What the exercise asks: Set out the lines below as a numbered list, skipping any blank ones.

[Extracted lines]
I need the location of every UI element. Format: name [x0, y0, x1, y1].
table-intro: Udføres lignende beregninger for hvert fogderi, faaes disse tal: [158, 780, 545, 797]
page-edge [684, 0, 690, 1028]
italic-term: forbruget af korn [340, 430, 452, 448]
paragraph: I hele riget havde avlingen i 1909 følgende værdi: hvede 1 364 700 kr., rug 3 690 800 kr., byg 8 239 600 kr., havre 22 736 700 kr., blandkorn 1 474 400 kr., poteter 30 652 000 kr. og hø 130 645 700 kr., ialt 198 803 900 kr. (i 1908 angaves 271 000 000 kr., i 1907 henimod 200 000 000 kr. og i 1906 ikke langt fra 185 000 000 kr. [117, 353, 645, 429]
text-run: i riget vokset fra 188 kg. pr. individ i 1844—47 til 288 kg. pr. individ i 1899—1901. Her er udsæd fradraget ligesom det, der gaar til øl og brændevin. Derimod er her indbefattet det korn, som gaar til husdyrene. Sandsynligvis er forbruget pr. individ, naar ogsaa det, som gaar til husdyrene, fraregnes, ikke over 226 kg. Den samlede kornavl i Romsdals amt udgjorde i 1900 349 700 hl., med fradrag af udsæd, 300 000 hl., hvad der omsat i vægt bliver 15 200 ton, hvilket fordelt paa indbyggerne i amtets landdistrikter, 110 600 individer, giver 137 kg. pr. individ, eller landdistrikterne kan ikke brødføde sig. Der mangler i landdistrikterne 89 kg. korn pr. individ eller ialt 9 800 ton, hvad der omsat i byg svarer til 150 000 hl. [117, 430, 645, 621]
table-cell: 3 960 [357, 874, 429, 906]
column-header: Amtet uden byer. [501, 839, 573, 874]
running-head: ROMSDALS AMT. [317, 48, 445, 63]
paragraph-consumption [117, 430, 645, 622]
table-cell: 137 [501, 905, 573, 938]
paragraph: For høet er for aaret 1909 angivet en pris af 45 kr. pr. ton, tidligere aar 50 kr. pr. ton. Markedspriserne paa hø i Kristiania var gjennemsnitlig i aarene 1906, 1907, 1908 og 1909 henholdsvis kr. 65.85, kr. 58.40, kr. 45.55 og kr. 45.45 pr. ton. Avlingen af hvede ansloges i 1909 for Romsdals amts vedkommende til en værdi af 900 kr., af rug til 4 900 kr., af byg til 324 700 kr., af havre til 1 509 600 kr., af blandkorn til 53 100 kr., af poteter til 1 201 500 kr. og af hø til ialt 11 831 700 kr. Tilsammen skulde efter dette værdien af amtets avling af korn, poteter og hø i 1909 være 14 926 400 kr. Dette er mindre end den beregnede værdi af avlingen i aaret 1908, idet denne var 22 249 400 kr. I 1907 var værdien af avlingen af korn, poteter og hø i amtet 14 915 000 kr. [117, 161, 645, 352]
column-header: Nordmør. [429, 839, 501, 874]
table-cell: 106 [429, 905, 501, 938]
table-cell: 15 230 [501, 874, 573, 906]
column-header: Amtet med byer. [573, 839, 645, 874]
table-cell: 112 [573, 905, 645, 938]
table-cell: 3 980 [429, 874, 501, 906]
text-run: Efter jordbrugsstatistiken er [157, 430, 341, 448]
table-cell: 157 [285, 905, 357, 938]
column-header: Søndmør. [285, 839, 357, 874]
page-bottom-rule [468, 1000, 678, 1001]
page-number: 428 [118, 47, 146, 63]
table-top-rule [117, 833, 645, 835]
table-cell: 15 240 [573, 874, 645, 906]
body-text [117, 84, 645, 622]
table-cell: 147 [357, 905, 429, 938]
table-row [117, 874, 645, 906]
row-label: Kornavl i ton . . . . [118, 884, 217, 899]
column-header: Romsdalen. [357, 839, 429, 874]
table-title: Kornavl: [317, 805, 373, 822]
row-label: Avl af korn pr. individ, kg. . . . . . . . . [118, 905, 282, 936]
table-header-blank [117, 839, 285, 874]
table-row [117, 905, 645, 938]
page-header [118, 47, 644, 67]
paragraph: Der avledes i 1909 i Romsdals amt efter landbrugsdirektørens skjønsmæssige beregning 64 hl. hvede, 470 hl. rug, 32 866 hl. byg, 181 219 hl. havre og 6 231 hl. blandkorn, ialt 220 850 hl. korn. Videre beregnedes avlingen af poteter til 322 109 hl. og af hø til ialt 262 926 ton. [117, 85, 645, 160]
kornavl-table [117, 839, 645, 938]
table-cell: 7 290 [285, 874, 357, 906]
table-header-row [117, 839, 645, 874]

Answer below:
1. I need the location of every UI element. Format: name [x0, y0, x1, y1].
2. table-intro: Udføres lignende beregninger for hvert fogderi, faaes disse tal: [158, 780, 545, 797]
3. page-edge [684, 0, 690, 1028]
4. italic-term: forbruget af korn [340, 430, 452, 448]
5. paragraph: I hele riget havde avlingen i 1909 følgende værdi: hvede 1 364 700 kr., rug 3 690 800 kr., byg 8 239 600 kr., havre 22 736 700 kr., blandkorn 1 474 400 kr., poteter 30 652 000 kr. og hø 130 645 700 kr., ialt 198 803 900 kr. (i 1908 angaves 271 000 000 kr., i 1907 henimod 200 000 000 kr. og i 1906 ikke langt fra 185 000 000 kr. [117, 353, 645, 429]
6. text-run: i riget vokset fra 188 kg. pr. individ i 1844—47 til 288 kg. pr. individ i 1899—1901. Her er udsæd fradraget ligesom det, der gaar til øl og brændevin. Derimod er her indbefattet det korn, som gaar til husdyrene. Sandsynligvis er forbruget pr. individ, naar ogsaa det, som gaar til husdyrene, fraregnes, ikke over 226 kg. Den samlede kornavl i Romsdals amt udgjorde i 1900 349 700 hl., med fradrag af udsæd, 300 000 hl., hvad der omsat i vægt bliver 15 200 ton, hvilket fordelt paa indbyggerne i amtets landdistrikter, 110 600 individer, giver 137 kg. pr. individ, eller landdistrikterne kan ikke brødføde sig. Der mangler i landdistrikterne 89 kg. korn pr. individ eller ialt 9 800 ton, hvad der omsat i byg svarer til 150 000 hl. [117, 430, 645, 621]
7. table-cell: 3 960 [357, 874, 429, 906]
8. column-header: Amtet uden byer. [501, 839, 573, 874]
9. running-head: ROMSDALS AMT. [317, 48, 445, 63]
10. paragraph-consumption [117, 430, 645, 622]
11. table-cell: 137 [501, 905, 573, 938]
12. paragraph: For høet er for aaret 1909 angivet en pris af 45 kr. pr. ton, tidligere aar 50 kr. pr. ton. Markedspriserne paa hø i Kristiania var gjennemsnitlig i aarene 1906, 1907, 1908 og 1909 henholdsvis kr. 65.85, kr. 58.40, kr. 45.55 og kr. 45.45 pr. ton. Avlingen af hvede ansloges i 1909 for Romsdals amts vedkommende til en værdi af 900 kr., af rug til 4 900 kr., af byg til 324 700 kr., af havre til 1 509 600 kr., af blandkorn til 53 100 kr., af poteter til 1 201 500 kr. og af hø til ialt 11 831 700 kr. Tilsammen skulde efter dette værdien af amtets avling af korn, poteter og hø i 1909 være 14 926 400 kr. Dette er mindre end den beregnede værdi af avlingen i aaret 1908, idet denne var 22 249 400 kr. I 1907 var værdien af avlingen af korn, poteter og hø i amtet 14 915 000 kr. [117, 161, 645, 352]
13. column-header: Nordmør. [429, 839, 501, 874]
14. table-cell: 106 [429, 905, 501, 938]
15. table-cell: 15 230 [501, 874, 573, 906]
16. column-header: Amtet med byer. [573, 839, 645, 874]
17. table-cell: 112 [573, 905, 645, 938]
18. table-cell: 3 980 [429, 874, 501, 906]
19. text-run: Efter jordbrugsstatistiken er [157, 430, 341, 448]
20. table-cell: 157 [285, 905, 357, 938]
21. column-header: Søndmør. [285, 839, 357, 874]
22. page-bottom-rule [468, 1000, 678, 1001]
23. page-number: 428 [118, 47, 146, 63]
24. table-top-rule [117, 833, 645, 835]
25. table-cell: 15 240 [573, 874, 645, 906]
26. body-text [117, 84, 645, 622]
27. table-cell: 147 [357, 905, 429, 938]
28. table-row [117, 874, 645, 906]
29. row-label: Kornavl i ton . . . . [118, 884, 217, 899]
30. column-header: Romsdalen. [357, 839, 429, 874]
31. table-title: Kornavl: [317, 805, 373, 822]
32. row-label: Avl af korn pr. individ, kg. . . . . . . . . [118, 905, 282, 936]
33. table-header-blank [117, 839, 285, 874]
34. table-row [117, 905, 645, 938]
35. page-header [118, 47, 644, 67]
36. paragraph: Der avledes i 1909 i Romsdals amt efter landbrugsdirektørens skjønsmæssige beregning 64 hl. hvede, 470 hl. rug, 32 866 hl. byg, 181 219 hl. havre og 6 231 hl. blandkorn, ialt 220 850 hl. korn. Videre beregnedes avlingen af poteter til 322 109 hl. og af hø til ialt 262 926 ton. [117, 85, 645, 160]
37. kornavl-table [117, 839, 645, 938]
38. table-cell: 7 290 [285, 874, 357, 906]
39. table-header-row [117, 839, 645, 874]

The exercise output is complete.